What is required => Rewrite the rows below as a numbered list, omitting any blank lines.

--- Begin Stored data ---

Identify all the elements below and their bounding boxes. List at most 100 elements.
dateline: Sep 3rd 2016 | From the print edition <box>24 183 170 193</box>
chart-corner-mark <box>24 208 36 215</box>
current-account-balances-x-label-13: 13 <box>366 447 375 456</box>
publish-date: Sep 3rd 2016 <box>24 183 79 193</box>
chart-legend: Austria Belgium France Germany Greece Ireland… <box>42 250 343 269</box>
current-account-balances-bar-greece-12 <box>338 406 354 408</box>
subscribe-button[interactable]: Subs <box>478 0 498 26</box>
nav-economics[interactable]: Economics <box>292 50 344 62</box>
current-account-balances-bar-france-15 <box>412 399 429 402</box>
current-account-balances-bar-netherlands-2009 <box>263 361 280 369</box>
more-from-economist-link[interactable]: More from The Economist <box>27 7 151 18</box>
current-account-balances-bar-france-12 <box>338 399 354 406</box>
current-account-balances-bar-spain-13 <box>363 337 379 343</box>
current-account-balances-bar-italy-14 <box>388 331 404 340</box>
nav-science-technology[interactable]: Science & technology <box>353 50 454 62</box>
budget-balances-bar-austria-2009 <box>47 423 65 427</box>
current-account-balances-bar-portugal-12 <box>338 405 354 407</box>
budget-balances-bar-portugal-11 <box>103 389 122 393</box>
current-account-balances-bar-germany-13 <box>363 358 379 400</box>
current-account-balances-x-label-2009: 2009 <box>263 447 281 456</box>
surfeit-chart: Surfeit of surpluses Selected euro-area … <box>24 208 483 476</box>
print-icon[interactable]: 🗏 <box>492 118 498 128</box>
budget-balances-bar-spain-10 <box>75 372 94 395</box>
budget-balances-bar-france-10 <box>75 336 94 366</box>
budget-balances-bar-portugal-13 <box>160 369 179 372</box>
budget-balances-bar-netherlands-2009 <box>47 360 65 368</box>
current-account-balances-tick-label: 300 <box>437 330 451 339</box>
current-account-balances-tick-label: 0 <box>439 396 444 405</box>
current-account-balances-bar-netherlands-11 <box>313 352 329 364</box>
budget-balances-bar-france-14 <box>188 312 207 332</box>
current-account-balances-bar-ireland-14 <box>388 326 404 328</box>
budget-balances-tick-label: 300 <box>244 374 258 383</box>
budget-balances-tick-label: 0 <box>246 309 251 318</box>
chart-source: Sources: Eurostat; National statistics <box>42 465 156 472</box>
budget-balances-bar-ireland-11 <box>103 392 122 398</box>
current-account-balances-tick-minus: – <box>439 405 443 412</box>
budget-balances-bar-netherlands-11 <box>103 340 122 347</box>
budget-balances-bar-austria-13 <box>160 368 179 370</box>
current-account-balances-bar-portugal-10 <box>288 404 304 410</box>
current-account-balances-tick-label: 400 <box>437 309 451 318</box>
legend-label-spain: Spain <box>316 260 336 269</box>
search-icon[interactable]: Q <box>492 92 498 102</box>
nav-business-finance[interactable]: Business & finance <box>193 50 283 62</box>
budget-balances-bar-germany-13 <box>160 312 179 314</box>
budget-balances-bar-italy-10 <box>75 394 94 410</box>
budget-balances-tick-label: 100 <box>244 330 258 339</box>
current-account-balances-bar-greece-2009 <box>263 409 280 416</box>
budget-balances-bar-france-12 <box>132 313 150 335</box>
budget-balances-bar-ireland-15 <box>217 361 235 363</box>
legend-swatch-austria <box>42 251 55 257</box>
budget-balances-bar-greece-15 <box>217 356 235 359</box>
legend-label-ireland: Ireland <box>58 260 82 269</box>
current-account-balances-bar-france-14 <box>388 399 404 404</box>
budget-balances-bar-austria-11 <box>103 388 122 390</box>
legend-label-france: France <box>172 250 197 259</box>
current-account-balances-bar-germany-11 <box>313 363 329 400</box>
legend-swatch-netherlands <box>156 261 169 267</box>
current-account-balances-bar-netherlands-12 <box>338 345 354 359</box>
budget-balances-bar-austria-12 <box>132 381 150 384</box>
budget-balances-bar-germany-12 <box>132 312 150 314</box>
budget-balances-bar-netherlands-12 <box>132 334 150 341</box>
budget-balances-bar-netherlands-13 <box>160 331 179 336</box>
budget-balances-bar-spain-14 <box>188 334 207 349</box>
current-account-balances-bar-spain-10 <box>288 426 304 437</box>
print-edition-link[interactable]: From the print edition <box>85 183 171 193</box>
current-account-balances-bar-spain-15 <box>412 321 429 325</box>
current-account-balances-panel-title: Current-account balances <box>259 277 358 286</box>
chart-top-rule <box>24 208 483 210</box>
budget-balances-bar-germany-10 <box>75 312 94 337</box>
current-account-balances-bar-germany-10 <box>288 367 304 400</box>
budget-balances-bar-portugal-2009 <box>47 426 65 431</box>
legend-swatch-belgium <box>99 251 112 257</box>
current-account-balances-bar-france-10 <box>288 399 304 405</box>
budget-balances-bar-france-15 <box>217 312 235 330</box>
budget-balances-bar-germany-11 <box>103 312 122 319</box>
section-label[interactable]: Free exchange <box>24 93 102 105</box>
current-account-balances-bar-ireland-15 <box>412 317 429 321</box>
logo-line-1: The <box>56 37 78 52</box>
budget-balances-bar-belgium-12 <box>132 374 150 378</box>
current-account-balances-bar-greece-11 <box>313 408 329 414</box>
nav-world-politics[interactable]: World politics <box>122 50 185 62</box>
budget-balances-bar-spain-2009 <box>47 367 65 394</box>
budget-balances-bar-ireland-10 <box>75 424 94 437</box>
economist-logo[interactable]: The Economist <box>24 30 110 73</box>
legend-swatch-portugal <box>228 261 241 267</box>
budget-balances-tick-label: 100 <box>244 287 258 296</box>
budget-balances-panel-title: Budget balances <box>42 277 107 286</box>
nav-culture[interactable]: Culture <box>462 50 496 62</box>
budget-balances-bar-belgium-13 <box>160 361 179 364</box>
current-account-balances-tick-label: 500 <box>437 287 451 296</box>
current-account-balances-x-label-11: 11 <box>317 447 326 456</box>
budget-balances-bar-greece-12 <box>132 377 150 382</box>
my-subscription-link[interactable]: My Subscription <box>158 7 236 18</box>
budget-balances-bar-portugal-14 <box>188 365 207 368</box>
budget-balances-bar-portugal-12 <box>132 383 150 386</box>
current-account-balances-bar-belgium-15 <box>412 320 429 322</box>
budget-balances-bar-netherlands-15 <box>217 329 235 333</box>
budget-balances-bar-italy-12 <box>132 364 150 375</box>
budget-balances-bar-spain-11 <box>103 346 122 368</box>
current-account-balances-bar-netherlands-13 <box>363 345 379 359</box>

--- End Stored data ---

Exercise response =>
1. Identify all the elements below and their bounding boxes. List at most 100 elements.
2. dateline: Sep 3rd 2016 | From the print edition <box>24 183 170 193</box>
3. chart-corner-mark <box>24 208 36 215</box>
4. current-account-balances-x-label-13: 13 <box>366 447 375 456</box>
5. publish-date: Sep 3rd 2016 <box>24 183 79 193</box>
6. chart-legend: Austria Belgium France Germany Greece Ireland… <box>42 250 343 269</box>
7. current-account-balances-bar-greece-12 <box>338 406 354 408</box>
8. subscribe-button[interactable]: Subs <box>478 0 498 26</box>
9. nav-economics[interactable]: Economics <box>292 50 344 62</box>
10. current-account-balances-bar-france-15 <box>412 399 429 402</box>
11. current-account-balances-bar-netherlands-2009 <box>263 361 280 369</box>
12. more-from-economist-link[interactable]: More from The Economist <box>27 7 151 18</box>
13. current-account-balances-bar-france-12 <box>338 399 354 406</box>
14. current-account-balances-bar-spain-13 <box>363 337 379 343</box>
15. current-account-balances-bar-italy-14 <box>388 331 404 340</box>
16. nav-science-technology[interactable]: Science & technology <box>353 50 454 62</box>
17. budget-balances-bar-austria-2009 <box>47 423 65 427</box>
18. current-account-balances-bar-portugal-12 <box>338 405 354 407</box>
19. budget-balances-bar-portugal-11 <box>103 389 122 393</box>
20. current-account-balances-bar-germany-13 <box>363 358 379 400</box>
21. current-account-balances-x-label-2009: 2009 <box>263 447 281 456</box>
22. surfeit-chart: Surfeit of surpluses Selected euro-area … <box>24 208 483 476</box>
23. print-icon[interactable]: 🗏 <box>492 118 498 128</box>
24. budget-balances-bar-spain-10 <box>75 372 94 395</box>
25. budget-balances-bar-france-10 <box>75 336 94 366</box>
26. budget-balances-bar-portugal-13 <box>160 369 179 372</box>
27. budget-balances-bar-netherlands-2009 <box>47 360 65 368</box>
28. current-account-balances-tick-label: 300 <box>437 330 451 339</box>
29. current-account-balances-tick-label: 0 <box>439 396 444 405</box>
30. current-account-balances-bar-netherlands-11 <box>313 352 329 364</box>
31. budget-balances-bar-france-14 <box>188 312 207 332</box>
32. current-account-balances-bar-ireland-14 <box>388 326 404 328</box>
33. budget-balances-tick-label: 300 <box>244 374 258 383</box>
34. budget-balances-tick-label: 0 <box>246 309 251 318</box>
35. chart-source: Sources: Eurostat; National statistics <box>42 465 156 472</box>
36. budget-balances-bar-ireland-11 <box>103 392 122 398</box>
37. current-account-balances-tick-minus: – <box>439 405 443 412</box>
38. budget-balances-bar-netherlands-11 <box>103 340 122 347</box>
39. budget-balances-bar-austria-13 <box>160 368 179 370</box>
40. current-account-balances-bar-portugal-10 <box>288 404 304 410</box>
41. current-account-balances-tick-label: 400 <box>437 309 451 318</box>
42. legend-label-spain: Spain <box>316 260 336 269</box>
43. search-icon[interactable]: Q <box>492 92 498 102</box>
44. nav-business-finance[interactable]: Business & finance <box>193 50 283 62</box>
45. budget-balances-bar-germany-13 <box>160 312 179 314</box>
46. budget-balances-bar-italy-10 <box>75 394 94 410</box>
47. budget-balances-tick-label: 100 <box>244 330 258 339</box>
48. current-account-balances-bar-greece-2009 <box>263 409 280 416</box>
49. budget-balances-bar-france-12 <box>132 313 150 335</box>
50. budget-balances-bar-ireland-15 <box>217 361 235 363</box>
51. legend-swatch-austria <box>42 251 55 257</box>
52. budget-balances-bar-greece-15 <box>217 356 235 359</box>
53. legend-label-ireland: Ireland <box>58 260 82 269</box>
54. current-account-balances-bar-france-14 <box>388 399 404 404</box>
55. budget-balances-bar-austria-11 <box>103 388 122 390</box>
56. legend-label-france: France <box>172 250 197 259</box>
57. current-account-balances-bar-germany-11 <box>313 363 329 400</box>
58. legend-swatch-netherlands <box>156 261 169 267</box>
59. current-account-balances-bar-netherlands-12 <box>338 345 354 359</box>
60. budget-balances-bar-austria-12 <box>132 381 150 384</box>
61. budget-balances-bar-germany-12 <box>132 312 150 314</box>
62. budget-balances-bar-netherlands-12 <box>132 334 150 341</box>
63. budget-balances-bar-netherlands-13 <box>160 331 179 336</box>
64. budget-balances-bar-spain-14 <box>188 334 207 349</box>
65. current-account-balances-bar-spain-10 <box>288 426 304 437</box>
66. print-edition-link[interactable]: From the print edition <box>85 183 171 193</box>
67. current-account-balances-bar-spain-15 <box>412 321 429 325</box>
68. current-account-balances-panel-title: Current-account balances <box>259 277 358 286</box>
69. chart-top-rule <box>24 208 483 210</box>
70. budget-balances-bar-germany-10 <box>75 312 94 337</box>
71. current-account-balances-bar-germany-10 <box>288 367 304 400</box>
72. budget-balances-bar-portugal-2009 <box>47 426 65 431</box>
73. legend-swatch-belgium <box>99 251 112 257</box>
74. current-account-balances-bar-france-10 <box>288 399 304 405</box>
75. budget-balances-bar-france-15 <box>217 312 235 330</box>
76. budget-balances-bar-germany-11 <box>103 312 122 319</box>
77. section-label[interactable]: Free exchange <box>24 93 102 105</box>
78. current-account-balances-bar-ireland-15 <box>412 317 429 321</box>
79. logo-line-1: The <box>56 37 78 52</box>
80. budget-balances-bar-belgium-12 <box>132 374 150 378</box>
81. current-account-balances-bar-greece-11 <box>313 408 329 414</box>
82. nav-world-politics[interactable]: World politics <box>122 50 185 62</box>
83. budget-balances-bar-spain-2009 <box>47 367 65 394</box>
84. budget-balances-bar-ireland-10 <box>75 424 94 437</box>
85. economist-logo[interactable]: The Economist <box>24 30 110 73</box>
86. legend-swatch-portugal <box>228 261 241 267</box>
87. budget-balances-tick-label: 100 <box>244 287 258 296</box>
88. budget-balances-panel-title: Budget balances <box>42 277 107 286</box>
89. nav-culture[interactable]: Culture <box>462 50 496 62</box>
90. budget-balances-bar-belgium-13 <box>160 361 179 364</box>
91. current-account-balances-tick-label: 500 <box>437 287 451 296</box>
92. current-account-balances-x-label-11: 11 <box>317 447 326 456</box>
93. budget-balances-bar-greece-12 <box>132 377 150 382</box>
94. my-subscription-link[interactable]: My Subscription <box>158 7 236 18</box>
95. budget-balances-bar-portugal-14 <box>188 365 207 368</box>
96. budget-balances-bar-portugal-12 <box>132 383 150 386</box>
97. current-account-balances-bar-belgium-15 <box>412 320 429 322</box>
98. budget-balances-bar-netherlands-15 <box>217 329 235 333</box>
99. budget-balances-bar-italy-12 <box>132 364 150 375</box>
100. budget-balances-bar-spain-11 <box>103 346 122 368</box>
101. current-account-balances-bar-netherlands-13 <box>363 345 379 359</box>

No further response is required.